## Data in this exercise
########################################

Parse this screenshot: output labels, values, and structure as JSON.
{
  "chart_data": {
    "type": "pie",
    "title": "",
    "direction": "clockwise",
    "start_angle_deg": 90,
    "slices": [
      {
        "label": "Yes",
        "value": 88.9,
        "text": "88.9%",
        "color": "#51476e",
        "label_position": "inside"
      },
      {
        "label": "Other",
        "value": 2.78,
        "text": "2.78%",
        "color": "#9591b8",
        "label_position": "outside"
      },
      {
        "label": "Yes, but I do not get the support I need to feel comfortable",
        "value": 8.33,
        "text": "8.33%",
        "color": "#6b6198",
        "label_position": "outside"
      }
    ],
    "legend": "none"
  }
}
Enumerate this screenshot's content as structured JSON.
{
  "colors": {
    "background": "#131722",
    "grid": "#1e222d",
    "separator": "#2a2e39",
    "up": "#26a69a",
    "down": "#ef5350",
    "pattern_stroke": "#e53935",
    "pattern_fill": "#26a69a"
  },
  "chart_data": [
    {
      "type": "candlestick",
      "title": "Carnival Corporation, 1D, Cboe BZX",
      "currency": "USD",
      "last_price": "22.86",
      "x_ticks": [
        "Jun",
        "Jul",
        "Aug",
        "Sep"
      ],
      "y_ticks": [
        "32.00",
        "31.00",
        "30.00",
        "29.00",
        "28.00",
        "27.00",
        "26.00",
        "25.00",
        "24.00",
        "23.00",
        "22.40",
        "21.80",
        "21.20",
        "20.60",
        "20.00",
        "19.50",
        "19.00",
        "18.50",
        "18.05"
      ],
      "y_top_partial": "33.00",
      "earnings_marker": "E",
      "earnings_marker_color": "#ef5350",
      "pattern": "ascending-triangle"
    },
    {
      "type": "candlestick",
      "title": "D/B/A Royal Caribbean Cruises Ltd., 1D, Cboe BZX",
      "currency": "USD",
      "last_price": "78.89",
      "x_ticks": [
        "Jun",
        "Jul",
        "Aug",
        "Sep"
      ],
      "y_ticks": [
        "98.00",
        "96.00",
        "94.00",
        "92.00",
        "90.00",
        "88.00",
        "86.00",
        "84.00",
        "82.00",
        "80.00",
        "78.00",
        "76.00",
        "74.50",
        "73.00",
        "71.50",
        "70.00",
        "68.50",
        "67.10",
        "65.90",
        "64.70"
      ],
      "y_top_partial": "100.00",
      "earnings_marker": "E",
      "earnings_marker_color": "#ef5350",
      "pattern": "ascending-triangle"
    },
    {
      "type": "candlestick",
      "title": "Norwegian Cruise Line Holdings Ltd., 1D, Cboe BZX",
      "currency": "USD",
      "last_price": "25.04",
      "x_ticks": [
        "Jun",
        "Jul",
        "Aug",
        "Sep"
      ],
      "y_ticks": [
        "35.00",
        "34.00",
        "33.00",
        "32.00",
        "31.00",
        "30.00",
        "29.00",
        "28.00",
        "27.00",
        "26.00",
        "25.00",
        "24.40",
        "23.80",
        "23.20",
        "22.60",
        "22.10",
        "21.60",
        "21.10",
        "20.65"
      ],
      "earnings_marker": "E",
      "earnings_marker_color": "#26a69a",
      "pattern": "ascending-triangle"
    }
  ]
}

########################################

## Given request
Extract the whole listing, character for character.

## Output of the exercise
Parse this screenshot: output labels, values, and structure as JSON.
{
  "chart_data": {
    "type": "pie",
    "title": "",
    "direction": "clockwise",
    "start_angle_deg": 90,
    "slices": [
      {
        "label": "Yes",
        "value": 88.9,
        "text": "88.9%",
        "color": "#51476e",
        "label_position": "inside"
      },
      {
        "label": "Other",
        "value": 2.78,
        "text": "2.78%",
        "color": "#9591b8",
        "label_position": "outside"
      },
      {
        "label": "Yes, but I do not get the support I need to feel comfortable",
        "value": 8.33,
        "text": "8.33%",
        "color": "#6b6198",
        "label_position": "outside"
      }
    ],
    "legend": "none"
  }
}
Enumerate this screenshot's content as structured JSON.
{
  "colors": {
    "background": "#131722",
    "grid": "#1e222d",
    "separator": "#2a2e39",
    "up": "#26a69a",
    "down": "#ef5350",
    "pattern_stroke": "#e53935",
    "pattern_fill": "#26a69a"
  },
  "chart_data": [
    {
      "type": "candlestick",
      "title": "Carnival Corporation, 1D, Cboe BZX",
      "currency": "USD",
      "last_price": "22.86",
      "x_ticks": [
        "Jun",
        "Jul",
        "Aug",
        "Sep"
      ],
      "y_ticks": [
        "32.00",
        "31.00",
        "30.00",
        "29.00",
        "28.00",
        "27.00",
        "26.00",
        "25.00",
        "24.00",
        "23.00",
        "22.40",
        "21.80",
        "21.20",
        "20.60",
        "20.00",
        "19.50",
        "19.00",
        "18.50",
        "18.05"
      ],
      "y_top_partial": "33.00",
      "earnings_marker": "E",
      "earnings_marker_color": "#ef5350",
      "pattern": "ascending-triangle"
    },
    {
      "type": "candlestick",
      "title": "D/B/A Royal Caribbean Cruises Ltd., 1D, Cboe BZX",
      "currency": "USD",
      "last_price": "78.89",
      "x_ticks": [
        "Jun",
        "Jul",
        "Aug",
        "Sep"
      ],
      "y_ticks": [
        "98.00",
        "96.00",
        "94.00",
        "92.00",
        "90.00",
        "88.00",
        "86.00",
        "84.00",
        "82.00",
        "80.00",
        "78.00",
        "76.00",
        "74.50",
        "73.00",
        "71.50",
        "70.00",
        "68.50",
        "67.10",
        "65.90",
        "64.70"
      ],
      "y_top_partial": "100.00",
      "earnings_marker": "E",
      "earnings_marker_color": "#ef5350",
      "pattern": "ascending-triangle"
    },
    {
      "type": "candlestick",
      "title": "Norwegian Cruise Line Holdings Ltd., 1D, Cboe BZX",
      "currency": "USD",
      "last_price": "25.04",
      "x_ticks": [
        "Jun",
        "Jul",
        "Aug",
        "Sep"
      ],
      "y_ticks": [
        "35.00",
        "34.00",
        "33.00",
        "32.00",
        "31.00",
        "30.00",
        "29.00",
        "28.00",
        "27.00",
        "26.00",
        "25.00",
        "24.40",
        "23.80",
        "23.20",
        "22.60",
        "22.10",
        "21.60",
        "21.10",
        "20.65"
      ],
      "earnings_marker": "E",
      "earnings_marker_color": "#26a69a",
      "pattern": "ascending-triangle"
    }
  ]
}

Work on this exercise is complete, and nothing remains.